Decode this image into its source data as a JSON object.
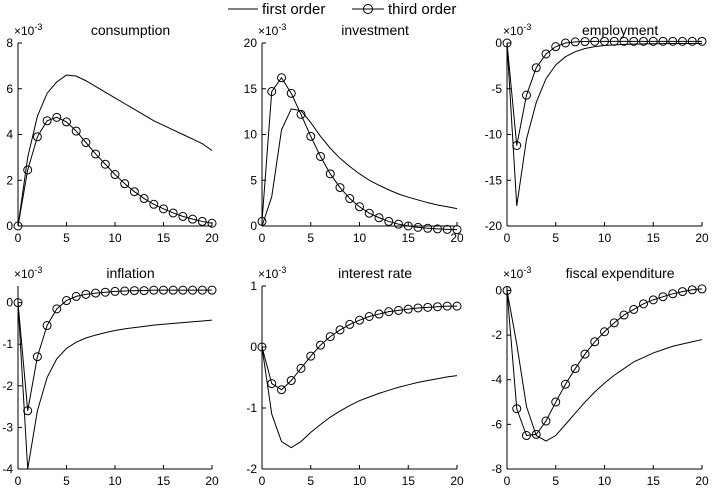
{
  "legend": {
    "first_order": "first order",
    "third_order": "third order",
    "placement": "top-center"
  },
  "colors": {
    "line": "#000000",
    "background": "#ffffff"
  },
  "chart_data": [
    {
      "type": "line",
      "title": "consumption",
      "exponent_label": "×10",
      "exponent_power": "-3",
      "x": [
        0,
        1,
        2,
        3,
        4,
        5,
        6,
        7,
        8,
        9,
        10,
        11,
        12,
        13,
        14,
        15,
        16,
        17,
        18,
        19,
        20
      ],
      "xlim": [
        0,
        20
      ],
      "ylim": [
        0,
        8
      ],
      "xticks": [
        0,
        5,
        10,
        15,
        20
      ],
      "yticks": [
        0,
        2,
        4,
        6,
        8
      ],
      "series": [
        {
          "name": "first order",
          "marker": "none",
          "values": [
            0,
            3.0,
            4.8,
            5.8,
            6.3,
            6.6,
            6.55,
            6.35,
            6.1,
            5.85,
            5.6,
            5.35,
            5.1,
            4.85,
            4.6,
            4.4,
            4.2,
            4.0,
            3.8,
            3.6,
            3.3
          ]
        },
        {
          "name": "third order",
          "marker": "circle",
          "values": [
            0,
            2.45,
            3.9,
            4.6,
            4.75,
            4.55,
            4.15,
            3.65,
            3.15,
            2.7,
            2.25,
            1.85,
            1.5,
            1.2,
            0.95,
            0.75,
            0.57,
            0.42,
            0.3,
            0.2,
            0.12
          ]
        }
      ]
    },
    {
      "type": "line",
      "title": "investment",
      "exponent_label": "×10",
      "exponent_power": "-3",
      "x": [
        0,
        1,
        2,
        3,
        4,
        5,
        6,
        7,
        8,
        9,
        10,
        11,
        12,
        13,
        14,
        15,
        16,
        17,
        18,
        19,
        20
      ],
      "xlim": [
        0,
        20
      ],
      "ylim": [
        0,
        20
      ],
      "xticks": [
        0,
        5,
        10,
        15,
        20
      ],
      "yticks": [
        0,
        5,
        10,
        15,
        20
      ],
      "series": [
        {
          "name": "first order",
          "marker": "none",
          "values": [
            0,
            3.2,
            10.5,
            12.8,
            12.6,
            11.3,
            9.8,
            8.5,
            7.4,
            6.5,
            5.7,
            5.0,
            4.45,
            3.95,
            3.5,
            3.15,
            2.85,
            2.55,
            2.3,
            2.1,
            1.9
          ]
        },
        {
          "name": "third order",
          "marker": "circle",
          "values": [
            0.5,
            14.7,
            16.2,
            14.5,
            12.2,
            9.8,
            7.6,
            5.7,
            4.2,
            3.0,
            2.1,
            1.4,
            0.9,
            0.5,
            0.2,
            0.0,
            -0.15,
            -0.25,
            -0.32,
            -0.37,
            -0.4
          ]
        }
      ]
    },
    {
      "type": "line",
      "title": "employment",
      "exponent_label": "×10",
      "exponent_power": "-3",
      "x": [
        0,
        1,
        2,
        3,
        4,
        5,
        6,
        7,
        8,
        9,
        10,
        11,
        12,
        13,
        14,
        15,
        16,
        17,
        18,
        19,
        20
      ],
      "xlim": [
        0,
        20
      ],
      "ylim": [
        -20,
        0
      ],
      "xticks": [
        0,
        5,
        10,
        15,
        20
      ],
      "yticks": [
        -20,
        -15,
        -10,
        -5,
        0
      ],
      "series": [
        {
          "name": "first order",
          "marker": "none",
          "values": [
            0,
            -17.8,
            -10.5,
            -6.5,
            -3.9,
            -2.4,
            -1.5,
            -0.95,
            -0.6,
            -0.4,
            -0.28,
            -0.2,
            -0.15,
            -0.12,
            -0.1,
            -0.08,
            -0.07,
            -0.06,
            -0.05,
            -0.05,
            -0.05
          ]
        },
        {
          "name": "third order",
          "marker": "circle",
          "values": [
            0,
            -11.2,
            -5.7,
            -2.7,
            -1.2,
            -0.4,
            0,
            0.12,
            0.16,
            0.18,
            0.18,
            0.18,
            0.18,
            0.18,
            0.18,
            0.18,
            0.18,
            0.18,
            0.18,
            0.18,
            0.18
          ]
        }
      ]
    },
    {
      "type": "line",
      "title": "inflation",
      "exponent_label": "×10",
      "exponent_power": "-3",
      "x": [
        0,
        1,
        2,
        3,
        4,
        5,
        6,
        7,
        8,
        9,
        10,
        11,
        12,
        13,
        14,
        15,
        16,
        17,
        18,
        19,
        20
      ],
      "xlim": [
        0,
        20
      ],
      "ylim": [
        -4,
        0.4
      ],
      "xticks": [
        0,
        5,
        10,
        15,
        20
      ],
      "yticks": [
        -4,
        -3,
        -2,
        -1,
        0
      ],
      "series": [
        {
          "name": "first order",
          "marker": "none",
          "values": [
            0,
            -4.0,
            -2.6,
            -1.8,
            -1.35,
            -1.1,
            -0.95,
            -0.85,
            -0.78,
            -0.72,
            -0.67,
            -0.63,
            -0.6,
            -0.57,
            -0.54,
            -0.52,
            -0.5,
            -0.48,
            -0.46,
            -0.44,
            -0.42
          ]
        },
        {
          "name": "third order",
          "marker": "circle",
          "values": [
            0,
            -2.6,
            -1.3,
            -0.55,
            -0.15,
            0.05,
            0.15,
            0.2,
            0.23,
            0.25,
            0.27,
            0.28,
            0.29,
            0.29,
            0.3,
            0.3,
            0.3,
            0.3,
            0.3,
            0.3,
            0.3
          ]
        }
      ]
    },
    {
      "type": "line",
      "title": "interest rate",
      "exponent_label": "×10",
      "exponent_power": "-3",
      "x": [
        0,
        1,
        2,
        3,
        4,
        5,
        6,
        7,
        8,
        9,
        10,
        11,
        12,
        13,
        14,
        15,
        16,
        17,
        18,
        19,
        20
      ],
      "xlim": [
        0,
        20
      ],
      "ylim": [
        -2,
        1
      ],
      "xticks": [
        0,
        5,
        10,
        15,
        20
      ],
      "yticks": [
        -2,
        -1,
        0,
        1
      ],
      "series": [
        {
          "name": "first order",
          "marker": "none",
          "values": [
            0,
            -1.1,
            -1.55,
            -1.65,
            -1.55,
            -1.4,
            -1.27,
            -1.15,
            -1.05,
            -0.96,
            -0.88,
            -0.82,
            -0.76,
            -0.71,
            -0.66,
            -0.62,
            -0.58,
            -0.55,
            -0.52,
            -0.49,
            -0.47
          ]
        },
        {
          "name": "third order",
          "marker": "circle",
          "values": [
            0,
            -0.6,
            -0.7,
            -0.55,
            -0.35,
            -0.15,
            0.03,
            0.17,
            0.28,
            0.37,
            0.44,
            0.5,
            0.54,
            0.58,
            0.6,
            0.62,
            0.64,
            0.65,
            0.66,
            0.67,
            0.67
          ]
        }
      ]
    },
    {
      "type": "line",
      "title": "fiscal expenditure",
      "exponent_label": "×10",
      "exponent_power": "-3",
      "x": [
        0,
        1,
        2,
        3,
        4,
        5,
        6,
        7,
        8,
        9,
        10,
        11,
        12,
        13,
        14,
        15,
        16,
        17,
        18,
        19,
        20
      ],
      "xlim": [
        0,
        20
      ],
      "ylim": [
        -8,
        0.2
      ],
      "xticks": [
        0,
        5,
        10,
        15,
        20
      ],
      "yticks": [
        -8,
        -6,
        -4,
        -2,
        0
      ],
      "series": [
        {
          "name": "first order",
          "marker": "none",
          "values": [
            0,
            -2.4,
            -5.2,
            -6.5,
            -6.75,
            -6.5,
            -6.0,
            -5.5,
            -5.0,
            -4.55,
            -4.15,
            -3.8,
            -3.5,
            -3.2,
            -3.0,
            -2.8,
            -2.65,
            -2.5,
            -2.4,
            -2.3,
            -2.2
          ]
        },
        {
          "name": "third order",
          "marker": "circle",
          "values": [
            0,
            -5.3,
            -6.5,
            -6.45,
            -5.85,
            -5.0,
            -4.2,
            -3.5,
            -2.85,
            -2.3,
            -1.85,
            -1.45,
            -1.1,
            -0.85,
            -0.6,
            -0.42,
            -0.28,
            -0.15,
            -0.05,
            0.03,
            0.07
          ]
        }
      ]
    }
  ]
}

[Written exercise]: Show every line of the listing in which the string "title" can be found.

[Task result]:
      "title": "consumption",
      "title": "investment",
      "title": "employment",
      "title": "inflation",
      "title": "interest rate",
      "title": "fiscal expenditure",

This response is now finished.